#### GIVEN DATA ####
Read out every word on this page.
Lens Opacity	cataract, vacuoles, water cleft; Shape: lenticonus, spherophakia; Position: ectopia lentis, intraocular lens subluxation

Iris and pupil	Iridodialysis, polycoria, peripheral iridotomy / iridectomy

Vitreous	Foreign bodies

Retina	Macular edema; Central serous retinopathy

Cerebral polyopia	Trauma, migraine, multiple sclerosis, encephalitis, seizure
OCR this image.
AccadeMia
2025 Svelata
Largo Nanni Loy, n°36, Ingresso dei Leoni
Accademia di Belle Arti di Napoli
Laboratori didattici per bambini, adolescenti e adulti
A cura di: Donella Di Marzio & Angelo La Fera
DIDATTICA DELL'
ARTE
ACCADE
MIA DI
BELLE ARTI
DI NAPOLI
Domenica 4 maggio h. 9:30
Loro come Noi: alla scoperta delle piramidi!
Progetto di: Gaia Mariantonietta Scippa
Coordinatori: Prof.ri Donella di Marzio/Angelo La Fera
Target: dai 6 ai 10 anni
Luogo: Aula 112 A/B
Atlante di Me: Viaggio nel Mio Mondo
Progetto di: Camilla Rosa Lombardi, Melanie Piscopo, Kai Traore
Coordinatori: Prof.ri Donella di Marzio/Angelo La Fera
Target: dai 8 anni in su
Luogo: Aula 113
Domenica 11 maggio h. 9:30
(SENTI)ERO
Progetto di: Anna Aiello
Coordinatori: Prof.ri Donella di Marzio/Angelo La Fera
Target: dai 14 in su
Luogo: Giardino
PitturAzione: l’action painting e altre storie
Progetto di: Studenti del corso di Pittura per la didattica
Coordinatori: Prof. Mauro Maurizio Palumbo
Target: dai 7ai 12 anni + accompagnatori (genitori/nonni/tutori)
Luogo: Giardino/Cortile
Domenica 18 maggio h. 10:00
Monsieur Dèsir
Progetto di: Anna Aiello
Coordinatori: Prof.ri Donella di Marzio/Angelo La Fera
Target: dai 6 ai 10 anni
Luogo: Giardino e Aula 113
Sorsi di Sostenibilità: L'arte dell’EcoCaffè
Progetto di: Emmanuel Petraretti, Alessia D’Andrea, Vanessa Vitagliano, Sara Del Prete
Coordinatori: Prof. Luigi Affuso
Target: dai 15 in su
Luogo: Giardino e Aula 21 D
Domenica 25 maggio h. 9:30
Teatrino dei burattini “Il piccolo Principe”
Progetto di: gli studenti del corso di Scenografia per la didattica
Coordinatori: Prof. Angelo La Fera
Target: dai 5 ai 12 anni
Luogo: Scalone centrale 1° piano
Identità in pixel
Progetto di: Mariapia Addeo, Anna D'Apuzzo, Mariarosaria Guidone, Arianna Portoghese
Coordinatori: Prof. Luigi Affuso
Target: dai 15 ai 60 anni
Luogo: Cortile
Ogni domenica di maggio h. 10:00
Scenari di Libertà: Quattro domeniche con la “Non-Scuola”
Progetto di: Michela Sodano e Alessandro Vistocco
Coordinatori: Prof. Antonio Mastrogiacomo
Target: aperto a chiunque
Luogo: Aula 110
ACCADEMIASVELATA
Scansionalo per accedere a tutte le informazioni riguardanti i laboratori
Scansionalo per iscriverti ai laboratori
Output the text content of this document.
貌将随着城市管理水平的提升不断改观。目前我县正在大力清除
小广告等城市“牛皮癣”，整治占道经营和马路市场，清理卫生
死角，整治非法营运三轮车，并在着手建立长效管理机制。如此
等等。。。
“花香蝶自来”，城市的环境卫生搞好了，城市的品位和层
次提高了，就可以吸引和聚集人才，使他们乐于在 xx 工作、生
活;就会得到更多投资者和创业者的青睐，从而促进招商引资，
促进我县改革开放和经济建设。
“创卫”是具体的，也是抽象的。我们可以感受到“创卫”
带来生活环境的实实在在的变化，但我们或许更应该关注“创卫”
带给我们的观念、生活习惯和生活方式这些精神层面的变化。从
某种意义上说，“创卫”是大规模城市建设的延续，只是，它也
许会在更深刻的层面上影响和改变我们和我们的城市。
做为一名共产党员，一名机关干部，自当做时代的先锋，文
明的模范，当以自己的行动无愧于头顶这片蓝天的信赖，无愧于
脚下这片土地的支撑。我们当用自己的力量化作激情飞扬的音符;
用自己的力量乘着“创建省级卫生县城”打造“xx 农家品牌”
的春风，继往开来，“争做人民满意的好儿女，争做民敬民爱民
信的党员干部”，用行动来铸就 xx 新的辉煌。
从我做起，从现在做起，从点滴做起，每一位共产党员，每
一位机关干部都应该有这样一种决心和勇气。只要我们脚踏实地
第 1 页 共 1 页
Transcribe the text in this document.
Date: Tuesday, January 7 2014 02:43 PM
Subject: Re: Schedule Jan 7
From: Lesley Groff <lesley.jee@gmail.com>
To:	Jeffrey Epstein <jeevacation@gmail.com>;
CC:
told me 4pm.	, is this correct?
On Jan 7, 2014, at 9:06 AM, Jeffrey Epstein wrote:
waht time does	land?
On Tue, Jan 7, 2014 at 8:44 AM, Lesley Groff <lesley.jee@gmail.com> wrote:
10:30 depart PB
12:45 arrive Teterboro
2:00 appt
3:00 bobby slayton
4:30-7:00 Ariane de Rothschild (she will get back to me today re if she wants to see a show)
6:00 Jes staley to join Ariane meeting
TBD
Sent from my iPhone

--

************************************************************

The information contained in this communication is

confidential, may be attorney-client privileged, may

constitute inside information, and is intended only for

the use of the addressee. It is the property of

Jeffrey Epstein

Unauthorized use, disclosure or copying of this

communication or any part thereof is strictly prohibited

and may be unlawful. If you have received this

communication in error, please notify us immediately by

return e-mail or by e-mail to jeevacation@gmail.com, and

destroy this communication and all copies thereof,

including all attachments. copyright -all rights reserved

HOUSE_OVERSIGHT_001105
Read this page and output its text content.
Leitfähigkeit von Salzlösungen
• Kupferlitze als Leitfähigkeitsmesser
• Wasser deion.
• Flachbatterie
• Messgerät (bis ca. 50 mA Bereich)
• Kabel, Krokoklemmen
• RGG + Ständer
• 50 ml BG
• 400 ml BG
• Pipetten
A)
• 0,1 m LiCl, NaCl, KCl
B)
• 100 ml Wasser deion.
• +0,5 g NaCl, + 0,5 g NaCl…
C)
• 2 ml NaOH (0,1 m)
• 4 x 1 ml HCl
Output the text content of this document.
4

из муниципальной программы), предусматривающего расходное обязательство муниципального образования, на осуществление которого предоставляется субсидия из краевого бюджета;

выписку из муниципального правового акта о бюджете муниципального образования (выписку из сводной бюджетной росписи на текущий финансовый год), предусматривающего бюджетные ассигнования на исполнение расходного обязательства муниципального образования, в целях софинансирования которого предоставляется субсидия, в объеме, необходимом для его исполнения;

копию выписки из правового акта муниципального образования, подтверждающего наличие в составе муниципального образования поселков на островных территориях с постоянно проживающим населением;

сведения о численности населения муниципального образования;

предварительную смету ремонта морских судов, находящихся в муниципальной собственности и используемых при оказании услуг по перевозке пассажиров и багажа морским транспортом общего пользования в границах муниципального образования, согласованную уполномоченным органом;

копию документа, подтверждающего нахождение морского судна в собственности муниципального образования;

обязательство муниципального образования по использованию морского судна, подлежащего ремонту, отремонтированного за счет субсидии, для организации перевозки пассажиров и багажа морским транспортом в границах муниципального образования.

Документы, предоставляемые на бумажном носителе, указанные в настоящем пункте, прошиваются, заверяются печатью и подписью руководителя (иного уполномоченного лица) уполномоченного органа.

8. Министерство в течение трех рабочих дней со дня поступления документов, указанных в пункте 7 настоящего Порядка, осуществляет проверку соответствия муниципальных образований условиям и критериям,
####
### PROBLEM REQUIREMENTS:
Copy the material above back out, exactly as written.

### IN RESPONSE:
Read out every word on this page.
Lens Opacity	cataract, vacuoles, water cleft; Shape: lenticonus, spherophakia; Position: ectopia lentis, intraocular lens subluxation

Iris and pupil	Iridodialysis, polycoria, peripheral iridotomy / iridectomy

Vitreous	Foreign bodies

Retina	Macular edema; Central serous retinopathy

Cerebral polyopia	Trauma, migraine, multiple sclerosis, encephalitis, seizure
OCR this image.
AccadeMia
2025 Svelata
Largo Nanni Loy, n°36, Ingresso dei Leoni
Accademia di Belle Arti di Napoli
Laboratori didattici per bambini, adolescenti e adulti
A cura di: Donella Di Marzio & Angelo La Fera
DIDATTICA DELL'
ARTE
ACCADE
MIA DI
BELLE ARTI
DI NAPOLI
Domenica 4 maggio h. 9:30
Loro come Noi: alla scoperta delle piramidi!
Progetto di: Gaia Mariantonietta Scippa
Coordinatori: Prof.ri Donella di Marzio/Angelo La Fera
Target: dai 6 ai 10 anni
Luogo: Aula 112 A/B
Atlante di Me: Viaggio nel Mio Mondo
Progetto di: Camilla Rosa Lombardi, Melanie Piscopo, Kai Traore
Coordinatori: Prof.ri Donella di Marzio/Angelo La Fera
Target: dai 8 anni in su
Luogo: Aula 113
Domenica 11 maggio h. 9:30
(SENTI)ERO
Progetto di: Anna Aiello
Coordinatori: Prof.ri Donella di Marzio/Angelo La Fera
Target: dai 14 in su
Luogo: Giardino
PitturAzione: l’action painting e altre storie
Progetto di: Studenti del corso di Pittura per la didattica
Coordinatori: Prof. Mauro Maurizio Palumbo
Target: dai 7ai 12 anni + accompagnatori (genitori/nonni/tutori)
Luogo: Giardino/Cortile
Domenica 18 maggio h. 10:00
Monsieur Dèsir
Progetto di: Anna Aiello
Coordinatori: Prof.ri Donella di Marzio/Angelo La Fera
Target: dai 6 ai 10 anni
Luogo: Giardino e Aula 113
Sorsi di Sostenibilità: L'arte dell’EcoCaffè
Progetto di: Emmanuel Petraretti, Alessia D’Andrea, Vanessa Vitagliano, Sara Del Prete
Coordinatori: Prof. Luigi Affuso
Target: dai 15 in su
Luogo: Giardino e Aula 21 D
Domenica 25 maggio h. 9:30
Teatrino dei burattini “Il piccolo Principe”
Progetto di: gli studenti del corso di Scenografia per la didattica
Coordinatori: Prof. Angelo La Fera
Target: dai 5 ai 12 anni
Luogo: Scalone centrale 1° piano
Identità in pixel
Progetto di: Mariapia Addeo, Anna D'Apuzzo, Mariarosaria Guidone, Arianna Portoghese
Coordinatori: Prof. Luigi Affuso
Target: dai 15 ai 60 anni
Luogo: Cortile
Ogni domenica di maggio h. 10:00
Scenari di Libertà: Quattro domeniche con la “Non-Scuola”
Progetto di: Michela Sodano e Alessandro Vistocco
Coordinatori: Prof. Antonio Mastrogiacomo
Target: aperto a chiunque
Luogo: Aula 110
ACCADEMIASVELATA
Scansionalo per accedere a tutte le informazioni riguardanti i laboratori
Scansionalo per iscriverti ai laboratori
Output the text content of this document.
貌将随着城市管理水平的提升不断改观。目前我县正在大力清除
小广告等城市“牛皮癣”，整治占道经营和马路市场，清理卫生
死角，整治非法营运三轮车，并在着手建立长效管理机制。如此
等等。。。
“花香蝶自来”，城市的环境卫生搞好了，城市的品位和层
次提高了，就可以吸引和聚集人才，使他们乐于在 xx 工作、生
活;就会得到更多投资者和创业者的青睐，从而促进招商引资，
促进我县改革开放和经济建设。
“创卫”是具体的，也是抽象的。我们可以感受到“创卫”
带来生活环境的实实在在的变化，但我们或许更应该关注“创卫”
带给我们的观念、生活习惯和生活方式这些精神层面的变化。从
某种意义上说，“创卫”是大规模城市建设的延续，只是，它也
许会在更深刻的层面上影响和改变我们和我们的城市。
做为一名共产党员，一名机关干部，自当做时代的先锋，文
明的模范，当以自己的行动无愧于头顶这片蓝天的信赖，无愧于
脚下这片土地的支撑。我们当用自己的力量化作激情飞扬的音符;
用自己的力量乘着“创建省级卫生县城”打造“xx 农家品牌”
的春风，继往开来，“争做人民满意的好儿女，争做民敬民爱民
信的党员干部”，用行动来铸就 xx 新的辉煌。
从我做起，从现在做起，从点滴做起，每一位共产党员，每
一位机关干部都应该有这样一种决心和勇气。只要我们脚踏实地
第 1 页 共 1 页
Transcribe the text in this document.
Date: Tuesday, January 7 2014 02:43 PM
Subject: Re: Schedule Jan 7
From: Lesley Groff <lesley.jee@gmail.com>
To:	Jeffrey Epstein <jeevacation@gmail.com>;
CC:
told me 4pm.	, is this correct?
On Jan 7, 2014, at 9:06 AM, Jeffrey Epstein wrote:
waht time does	land?
On Tue, Jan 7, 2014 at 8:44 AM, Lesley Groff <lesley.jee@gmail.com> wrote:
10:30 depart PB
12:45 arrive Teterboro
2:00 appt
3:00 bobby slayton
4:30-7:00 Ariane de Rothschild (she will get back to me today re if she wants to see a show)
6:00 Jes staley to join Ariane meeting
TBD
Sent from my iPhone

--

************************************************************

The information contained in this communication is

confidential, may be attorney-client privileged, may

constitute inside information, and is intended only for

the use of the addressee. It is the property of

Jeffrey Epstein

Unauthorized use, disclosure or copying of this

communication or any part thereof is strictly prohibited

and may be unlawful. If you have received this

communication in error, please notify us immediately by

return e-mail or by e-mail to jeevacation@gmail.com, and

destroy this communication and all copies thereof,

including all attachments. copyright -all rights reserved

HOUSE_OVERSIGHT_001105
Read this page and output its text content.
Leitfähigkeit von Salzlösungen
• Kupferlitze als Leitfähigkeitsmesser
• Wasser deion.
• Flachbatterie
• Messgerät (bis ca. 50 mA Bereich)
• Kabel, Krokoklemmen
• RGG + Ständer
• 50 ml BG
• 400 ml BG
• Pipetten
A)
• 0,1 m LiCl, NaCl, KCl
B)
• 100 ml Wasser deion.
• +0,5 g NaCl, + 0,5 g NaCl…
C)
• 2 ml NaOH (0,1 m)
• 4 x 1 ml HCl
Output the text content of this document.
4

из муниципальной программы), предусматривающего расходное обязательство муниципального образования, на осуществление которого предоставляется субсидия из краевого бюджета;

выписку из муниципального правового акта о бюджете муниципального образования (выписку из сводной бюджетной росписи на текущий финансовый год), предусматривающего бюджетные ассигнования на исполнение расходного обязательства муниципального образования, в целях софинансирования которого предоставляется субсидия, в объеме, необходимом для его исполнения;

копию выписки из правового акта муниципального образования, подтверждающего наличие в составе муниципального образования поселков на островных территориях с постоянно проживающим населением;

сведения о численности населения муниципального образования;

предварительную смету ремонта морских судов, находящихся в муниципальной собственности и используемых при оказании услуг по перевозке пассажиров и багажа морским транспортом общего пользования в границах муниципального образования, согласованную уполномоченным органом;

копию документа, подтверждающего нахождение морского судна в собственности муниципального образования;

обязательство муниципального образования по использованию морского судна, подлежащего ремонту, отремонтированного за счет субсидии, для организации перевозки пассажиров и багажа морским транспортом в границах муниципального образования.

Документы, предоставляемые на бумажном носителе, указанные в настоящем пункте, прошиваются, заверяются печатью и подписью руководителя (иного уполномоченного лица) уполномоченного органа.

8. Министерство в течение трех рабочих дней со дня поступления документов, указанных в пункте 7 настоящего Порядка, осуществляет проверку соответствия муниципальных образований условиям и критериям,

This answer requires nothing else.